◆ EXERCISE REQUIREMENTS
Extract the lines that carry the string "不得升降組" from the listing.

◆ INPUT
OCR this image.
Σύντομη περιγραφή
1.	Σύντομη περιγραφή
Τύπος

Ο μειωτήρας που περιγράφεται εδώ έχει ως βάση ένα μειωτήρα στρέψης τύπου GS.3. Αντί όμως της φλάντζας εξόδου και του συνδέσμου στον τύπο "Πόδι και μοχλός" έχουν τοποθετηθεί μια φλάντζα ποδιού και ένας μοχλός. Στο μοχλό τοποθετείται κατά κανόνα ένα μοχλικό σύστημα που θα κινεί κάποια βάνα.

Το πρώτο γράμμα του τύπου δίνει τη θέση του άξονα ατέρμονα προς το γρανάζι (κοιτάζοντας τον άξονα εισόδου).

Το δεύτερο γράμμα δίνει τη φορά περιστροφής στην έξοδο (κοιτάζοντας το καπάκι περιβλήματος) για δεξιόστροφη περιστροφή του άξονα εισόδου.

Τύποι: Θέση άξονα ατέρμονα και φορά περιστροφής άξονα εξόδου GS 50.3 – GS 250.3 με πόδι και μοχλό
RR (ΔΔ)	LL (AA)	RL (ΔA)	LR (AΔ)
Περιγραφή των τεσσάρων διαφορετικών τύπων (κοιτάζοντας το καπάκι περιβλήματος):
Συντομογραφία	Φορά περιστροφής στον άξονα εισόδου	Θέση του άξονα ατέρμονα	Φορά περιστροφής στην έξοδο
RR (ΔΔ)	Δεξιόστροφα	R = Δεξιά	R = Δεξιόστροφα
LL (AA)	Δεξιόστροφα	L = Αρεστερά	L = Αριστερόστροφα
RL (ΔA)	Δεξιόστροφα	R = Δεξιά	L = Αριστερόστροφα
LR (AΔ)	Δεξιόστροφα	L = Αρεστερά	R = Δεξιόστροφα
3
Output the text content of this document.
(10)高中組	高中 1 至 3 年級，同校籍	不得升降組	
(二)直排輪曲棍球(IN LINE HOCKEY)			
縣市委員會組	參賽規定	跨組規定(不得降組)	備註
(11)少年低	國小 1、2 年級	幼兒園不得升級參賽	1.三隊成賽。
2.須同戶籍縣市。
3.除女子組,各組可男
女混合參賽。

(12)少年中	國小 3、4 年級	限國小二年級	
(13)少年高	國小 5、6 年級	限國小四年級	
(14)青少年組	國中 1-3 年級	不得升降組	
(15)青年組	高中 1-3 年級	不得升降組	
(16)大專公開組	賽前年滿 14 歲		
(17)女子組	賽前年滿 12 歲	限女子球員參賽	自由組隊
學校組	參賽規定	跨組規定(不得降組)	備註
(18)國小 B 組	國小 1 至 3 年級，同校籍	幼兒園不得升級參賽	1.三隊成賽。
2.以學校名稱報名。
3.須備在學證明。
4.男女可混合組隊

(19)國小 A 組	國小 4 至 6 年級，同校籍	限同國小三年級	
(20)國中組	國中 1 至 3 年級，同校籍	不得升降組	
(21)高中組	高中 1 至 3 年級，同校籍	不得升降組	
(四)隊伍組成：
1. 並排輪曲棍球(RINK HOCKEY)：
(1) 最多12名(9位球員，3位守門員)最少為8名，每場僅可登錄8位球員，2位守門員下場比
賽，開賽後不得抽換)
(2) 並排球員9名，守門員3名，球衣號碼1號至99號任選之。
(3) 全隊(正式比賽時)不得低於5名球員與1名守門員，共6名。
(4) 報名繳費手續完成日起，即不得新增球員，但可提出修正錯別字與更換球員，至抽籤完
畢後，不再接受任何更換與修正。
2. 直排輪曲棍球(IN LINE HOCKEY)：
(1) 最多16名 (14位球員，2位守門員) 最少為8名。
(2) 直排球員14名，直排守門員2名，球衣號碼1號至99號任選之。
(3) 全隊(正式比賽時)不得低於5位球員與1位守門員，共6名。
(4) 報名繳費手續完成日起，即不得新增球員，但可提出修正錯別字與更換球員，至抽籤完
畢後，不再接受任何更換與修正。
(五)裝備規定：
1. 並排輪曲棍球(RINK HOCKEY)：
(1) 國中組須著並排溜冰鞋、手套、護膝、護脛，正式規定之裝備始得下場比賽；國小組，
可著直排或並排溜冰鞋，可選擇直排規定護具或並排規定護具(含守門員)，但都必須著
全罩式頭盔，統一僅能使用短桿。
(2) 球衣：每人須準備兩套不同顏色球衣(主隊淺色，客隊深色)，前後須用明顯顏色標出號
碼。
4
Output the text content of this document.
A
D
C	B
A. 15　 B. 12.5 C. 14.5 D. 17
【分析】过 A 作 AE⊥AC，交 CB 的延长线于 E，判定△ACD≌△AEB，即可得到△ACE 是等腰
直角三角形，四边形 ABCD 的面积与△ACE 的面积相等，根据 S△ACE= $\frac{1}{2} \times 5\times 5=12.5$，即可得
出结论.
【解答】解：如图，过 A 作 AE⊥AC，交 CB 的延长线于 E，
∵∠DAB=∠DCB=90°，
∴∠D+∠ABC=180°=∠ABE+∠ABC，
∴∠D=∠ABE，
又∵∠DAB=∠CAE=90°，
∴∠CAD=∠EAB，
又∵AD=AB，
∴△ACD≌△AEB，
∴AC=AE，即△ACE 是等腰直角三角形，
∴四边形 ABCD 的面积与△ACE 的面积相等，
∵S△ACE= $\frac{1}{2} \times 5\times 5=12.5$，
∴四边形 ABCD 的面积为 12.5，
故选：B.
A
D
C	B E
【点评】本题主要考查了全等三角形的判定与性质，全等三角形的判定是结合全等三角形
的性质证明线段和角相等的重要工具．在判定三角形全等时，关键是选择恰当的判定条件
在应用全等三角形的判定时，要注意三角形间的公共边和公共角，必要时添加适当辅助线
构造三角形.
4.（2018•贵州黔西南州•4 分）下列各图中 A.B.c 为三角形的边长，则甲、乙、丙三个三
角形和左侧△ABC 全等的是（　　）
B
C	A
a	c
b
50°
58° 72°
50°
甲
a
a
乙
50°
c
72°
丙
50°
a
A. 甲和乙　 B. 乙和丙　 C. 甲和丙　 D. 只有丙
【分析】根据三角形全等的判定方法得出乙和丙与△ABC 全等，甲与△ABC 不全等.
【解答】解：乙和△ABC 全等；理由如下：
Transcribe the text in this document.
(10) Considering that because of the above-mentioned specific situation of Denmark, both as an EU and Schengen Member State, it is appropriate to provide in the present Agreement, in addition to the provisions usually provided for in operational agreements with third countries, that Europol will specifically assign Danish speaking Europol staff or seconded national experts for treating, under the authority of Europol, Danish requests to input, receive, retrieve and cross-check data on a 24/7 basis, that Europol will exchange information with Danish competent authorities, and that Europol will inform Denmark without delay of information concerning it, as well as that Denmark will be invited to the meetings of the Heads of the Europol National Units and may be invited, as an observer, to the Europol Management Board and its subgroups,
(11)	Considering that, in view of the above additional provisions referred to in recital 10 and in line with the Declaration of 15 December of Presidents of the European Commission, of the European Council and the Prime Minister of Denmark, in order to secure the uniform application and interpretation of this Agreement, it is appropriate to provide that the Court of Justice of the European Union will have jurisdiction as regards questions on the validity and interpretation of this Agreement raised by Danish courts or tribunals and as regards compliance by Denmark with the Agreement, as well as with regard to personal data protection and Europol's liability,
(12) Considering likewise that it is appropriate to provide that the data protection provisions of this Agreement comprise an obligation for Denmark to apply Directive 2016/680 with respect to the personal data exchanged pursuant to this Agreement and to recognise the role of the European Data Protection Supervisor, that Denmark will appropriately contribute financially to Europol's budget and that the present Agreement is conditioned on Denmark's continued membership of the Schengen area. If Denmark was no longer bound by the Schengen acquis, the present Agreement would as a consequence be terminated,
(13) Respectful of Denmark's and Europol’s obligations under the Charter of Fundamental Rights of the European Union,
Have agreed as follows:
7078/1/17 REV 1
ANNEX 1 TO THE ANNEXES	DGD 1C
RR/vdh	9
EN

◆ ANSWER FOR THIS EXERCISE
(10)高中組	高中 1 至 3 年級，同校籍	不得升降組	
(14)青少年組	國中 1-3 年級	不得升降組	
(15)青年組	高中 1-3 年級	不得升降組	
(20)國中組	國中 1 至 3 年級，同校籍	不得升降組	
(21)高中組	高中 1 至 3 年級，同校籍	不得升降組	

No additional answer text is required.